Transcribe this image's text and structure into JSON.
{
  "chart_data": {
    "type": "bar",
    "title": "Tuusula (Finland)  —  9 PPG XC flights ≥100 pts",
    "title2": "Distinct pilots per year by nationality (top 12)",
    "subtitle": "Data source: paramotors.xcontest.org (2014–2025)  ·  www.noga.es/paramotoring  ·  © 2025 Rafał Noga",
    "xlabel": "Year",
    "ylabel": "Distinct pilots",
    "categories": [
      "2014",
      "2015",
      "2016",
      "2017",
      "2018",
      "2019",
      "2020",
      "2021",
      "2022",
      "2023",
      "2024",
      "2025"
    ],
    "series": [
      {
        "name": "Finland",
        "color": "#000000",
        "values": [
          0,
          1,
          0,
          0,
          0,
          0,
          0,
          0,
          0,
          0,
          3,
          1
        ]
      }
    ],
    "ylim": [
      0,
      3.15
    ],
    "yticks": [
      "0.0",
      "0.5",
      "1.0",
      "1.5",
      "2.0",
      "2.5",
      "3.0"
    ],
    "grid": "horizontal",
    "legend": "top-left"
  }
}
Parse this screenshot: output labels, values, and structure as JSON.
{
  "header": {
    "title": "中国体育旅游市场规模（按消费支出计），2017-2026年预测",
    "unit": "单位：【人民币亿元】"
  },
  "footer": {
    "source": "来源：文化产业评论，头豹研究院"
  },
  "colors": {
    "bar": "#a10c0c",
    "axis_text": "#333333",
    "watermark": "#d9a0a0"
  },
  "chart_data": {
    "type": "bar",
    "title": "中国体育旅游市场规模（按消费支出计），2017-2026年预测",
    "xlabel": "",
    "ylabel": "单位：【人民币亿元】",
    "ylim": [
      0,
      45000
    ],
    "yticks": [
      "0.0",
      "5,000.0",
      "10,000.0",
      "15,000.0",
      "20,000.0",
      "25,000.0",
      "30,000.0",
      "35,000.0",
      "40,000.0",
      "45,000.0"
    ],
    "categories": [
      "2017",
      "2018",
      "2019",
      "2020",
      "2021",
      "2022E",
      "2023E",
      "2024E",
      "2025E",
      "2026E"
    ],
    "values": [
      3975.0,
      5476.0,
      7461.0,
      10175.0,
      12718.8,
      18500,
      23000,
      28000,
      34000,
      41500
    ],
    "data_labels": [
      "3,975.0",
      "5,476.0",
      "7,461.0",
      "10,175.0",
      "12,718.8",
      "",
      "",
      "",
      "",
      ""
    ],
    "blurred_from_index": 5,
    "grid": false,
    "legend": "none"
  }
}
━━━
◆ PROBLEM DESCRIPTION ◆
Write out every record verbatim.

◆ OUTPUT OF THE TASK ◆
Transcribe this image's text and structure into JSON.
{
  "chart_data": {
    "type": "bar",
    "title": "Tuusula (Finland)  —  9 PPG XC flights ≥100 pts",
    "title2": "Distinct pilots per year by nationality (top 12)",
    "subtitle": "Data source: paramotors.xcontest.org (2014–2025)  ·  www.noga.es/paramotoring  ·  © 2025 Rafał Noga",
    "xlabel": "Year",
    "ylabel": "Distinct pilots",
    "categories": [
      "2014",
      "2015",
      "2016",
      "2017",
      "2018",
      "2019",
      "2020",
      "2021",
      "2022",
      "2023",
      "2024",
      "2025"
    ],
    "series": [
      {
        "name": "Finland",
        "color": "#000000",
        "values": [
          0,
          1,
          0,
          0,
          0,
          0,
          0,
          0,
          0,
          0,
          3,
          1
        ]
      }
    ],
    "ylim": [
      0,
      3.15
    ],
    "yticks": [
      "0.0",
      "0.5",
      "1.0",
      "1.5",
      "2.0",
      "2.5",
      "3.0"
    ],
    "grid": "horizontal",
    "legend": "top-left"
  }
}
Parse this screenshot: output labels, values, and structure as JSON.
{
  "header": {
    "title": "中国体育旅游市场规模（按消费支出计），2017-2026年预测",
    "unit": "单位：【人民币亿元】"
  },
  "footer": {
    "source": "来源：文化产业评论，头豹研究院"
  },
  "colors": {
    "bar": "#a10c0c",
    "axis_text": "#333333",
    "watermark": "#d9a0a0"
  },
  "chart_data": {
    "type": "bar",
    "title": "中国体育旅游市场规模（按消费支出计），2017-2026年预测",
    "xlabel": "",
    "ylabel": "单位：【人民币亿元】",
    "ylim": [
      0,
      45000
    ],
    "yticks": [
      "0.0",
      "5,000.0",
      "10,000.0",
      "15,000.0",
      "20,000.0",
      "25,000.0",
      "30,000.0",
      "35,000.0",
      "40,000.0",
      "45,000.0"
    ],
    "categories": [
      "2017",
      "2018",
      "2019",
      "2020",
      "2021",
      "2022E",
      "2023E",
      "2024E",
      "2025E",
      "2026E"
    ],
    "values": [
      3975.0,
      5476.0,
      7461.0,
      10175.0,
      12718.8,
      18500,
      23000,
      28000,
      34000,
      41500
    ],
    "data_labels": [
      "3,975.0",
      "5,476.0",
      "7,461.0",
      "10,175.0",
      "12,718.8",
      "",
      "",
      "",
      "",
      ""
    ],
    "blurred_from_index": 5,
    "grid": false,
    "legend": "none"
  }
}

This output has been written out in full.